(Collected data)
··········
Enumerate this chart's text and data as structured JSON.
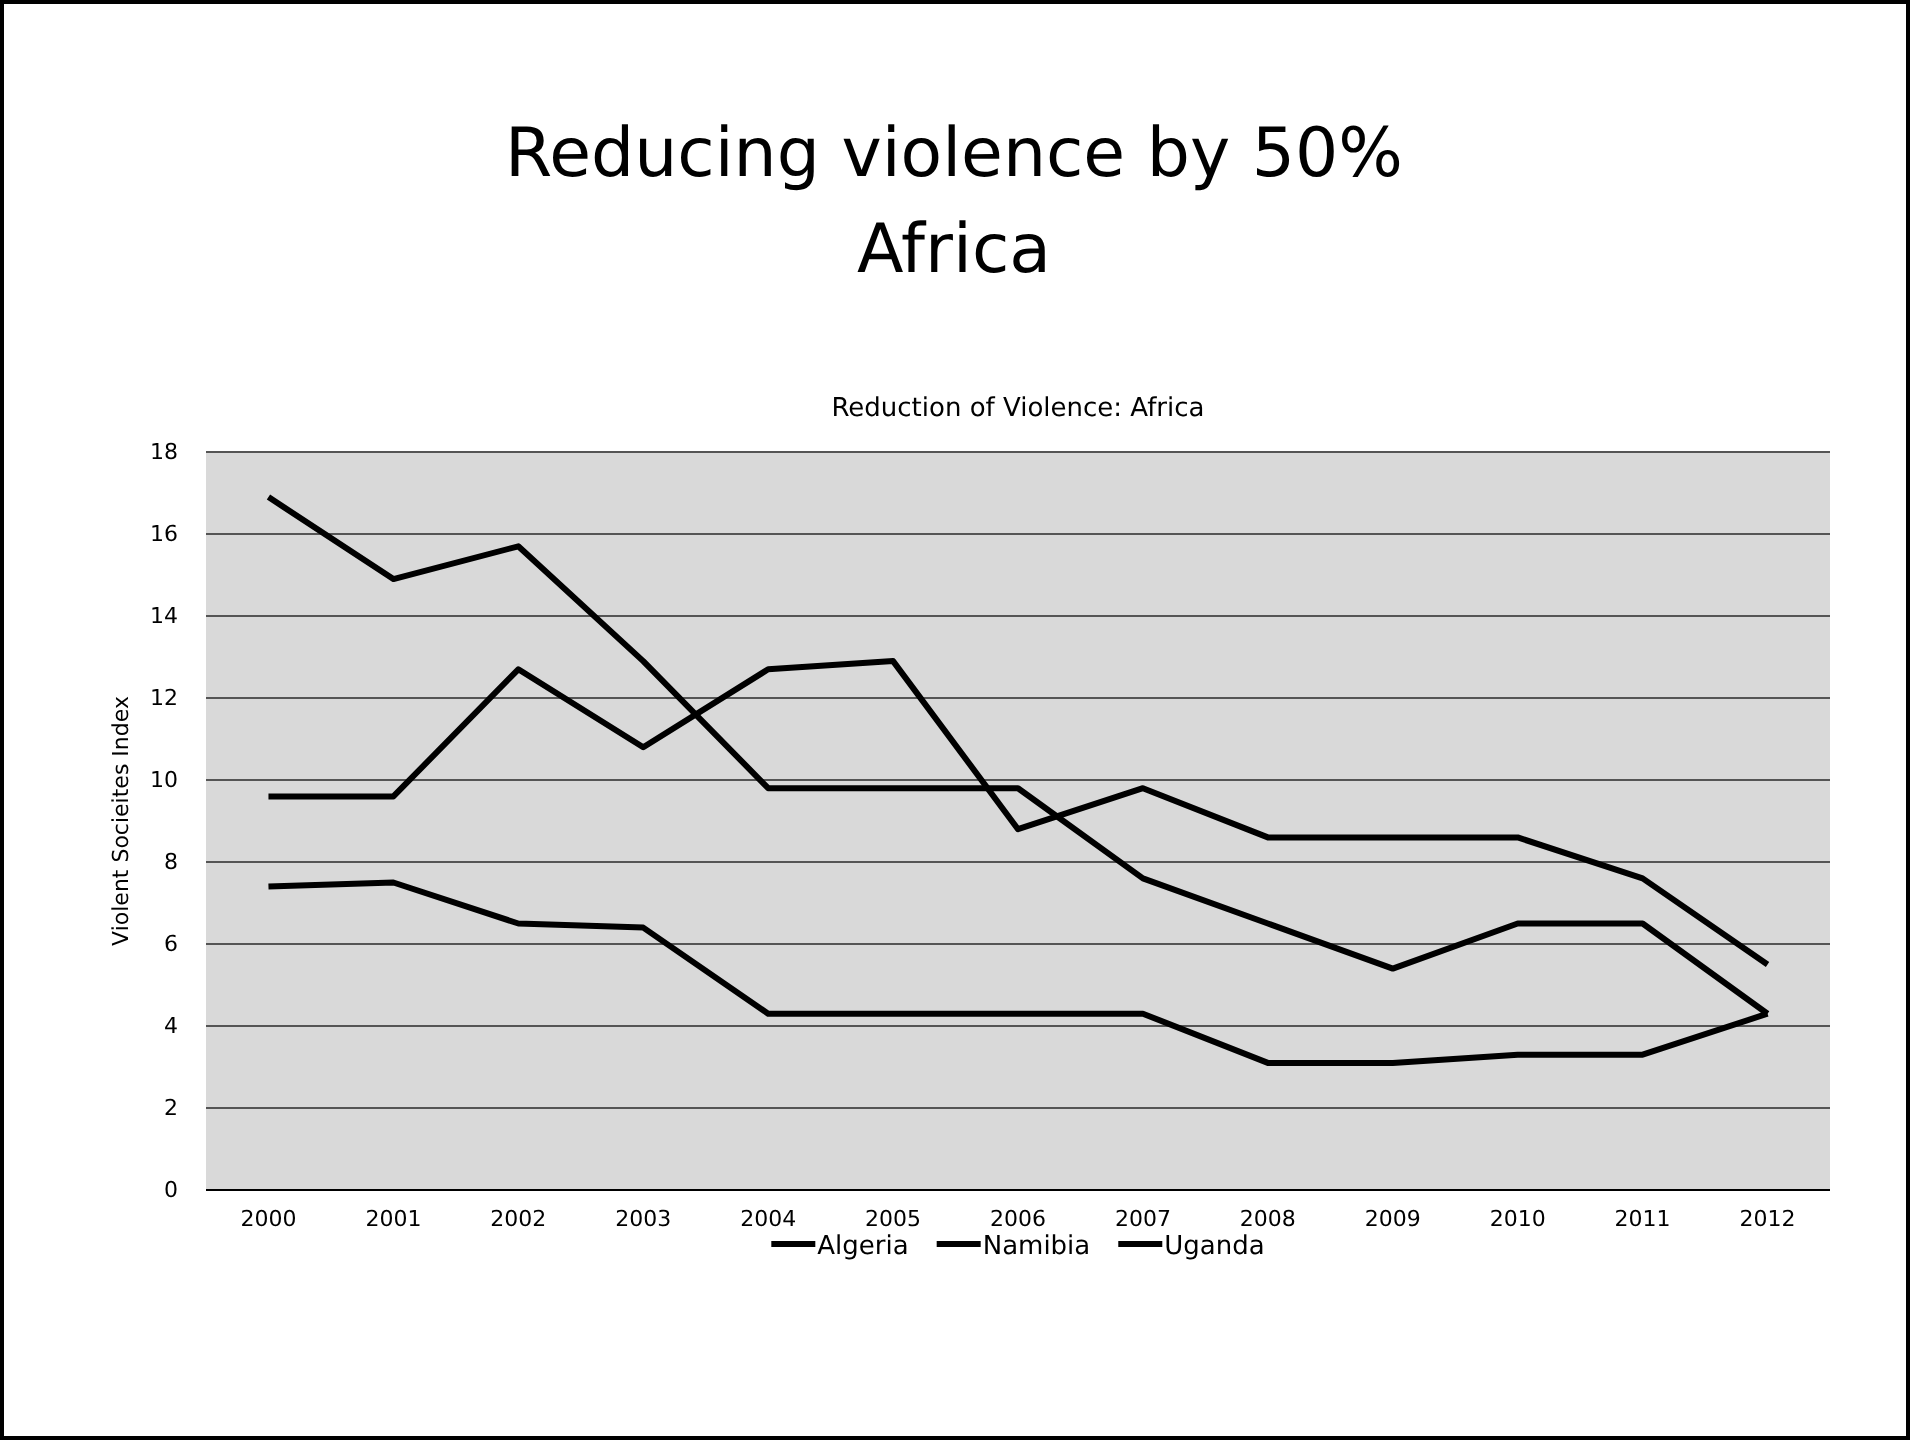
{
  "chart_data": {
    "type": "line",
    "title": "Reducing violence by 50%\nAfrica",
    "subtitle": "Reduction of Violence: Africa",
    "ylabel": "Violent Socieites Index",
    "categories": [
      "2000",
      "2001",
      "2002",
      "2003",
      "2004",
      "2005",
      "2006",
      "2007",
      "2008",
      "2009",
      "2010",
      "2011",
      "2012"
    ],
    "series": [
      {
        "name": "Algeria",
        "color": "#000000",
        "values": [
          16.9,
          14.9,
          15.7,
          12.9,
          9.8,
          9.8,
          9.8,
          7.6,
          6.5,
          5.4,
          6.5,
          6.5,
          4.3
        ]
      },
      {
        "name": "Namibia",
        "color": "#000000",
        "values": [
          9.6,
          9.6,
          12.7,
          10.8,
          12.7,
          12.9,
          8.8,
          9.8,
          8.6,
          8.6,
          8.6,
          7.6,
          5.5
        ]
      },
      {
        "name": "Uganda",
        "color": "#000000",
        "values": [
          7.4,
          7.5,
          6.5,
          6.4,
          4.3,
          4.3,
          4.3,
          4.3,
          3.1,
          3.1,
          3.3,
          3.3,
          4.3
        ]
      }
    ],
    "ylim": [
      0,
      18
    ],
    "yticks": [
      0,
      2,
      4,
      6,
      8,
      10,
      12,
      14,
      16,
      18
    ],
    "grid": "y",
    "legend": "bottom",
    "marker": "none",
    "line_style": "solid"
  }
}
··········
TASK BRIEF: Each entry should be repeated exactly as it appears; the pictures stay out.

ANSWER IN FULL:
Enumerate this chart's text and data as structured JSON.
{
  "chart_data": {
    "type": "line",
    "title": "Reducing violence by 50%\nAfrica",
    "subtitle": "Reduction of Violence: Africa",
    "ylabel": "Violent Socieites Index",
    "categories": [
      "2000",
      "2001",
      "2002",
      "2003",
      "2004",
      "2005",
      "2006",
      "2007",
      "2008",
      "2009",
      "2010",
      "2011",
      "2012"
    ],
    "series": [
      {
        "name": "Algeria",
        "color": "#000000",
        "values": [
          16.9,
          14.9,
          15.7,
          12.9,
          9.8,
          9.8,
          9.8,
          7.6,
          6.5,
          5.4,
          6.5,
          6.5,
          4.3
        ]
      },
      {
        "name": "Namibia",
        "color": "#000000",
        "values": [
          9.6,
          9.6,
          12.7,
          10.8,
          12.7,
          12.9,
          8.8,
          9.8,
          8.6,
          8.6,
          8.6,
          7.6,
          5.5
        ]
      },
      {
        "name": "Uganda",
        "color": "#000000",
        "values": [
          7.4,
          7.5,
          6.5,
          6.4,
          4.3,
          4.3,
          4.3,
          4.3,
          3.1,
          3.1,
          3.3,
          3.3,
          4.3
        ]
      }
    ],
    "ylim": [
      0,
      18
    ],
    "yticks": [
      0,
      2,
      4,
      6,
      8,
      10,
      12,
      14,
      16,
      18
    ],
    "grid": "y",
    "legend": "bottom",
    "marker": "none",
    "line_style": "solid"
  }
}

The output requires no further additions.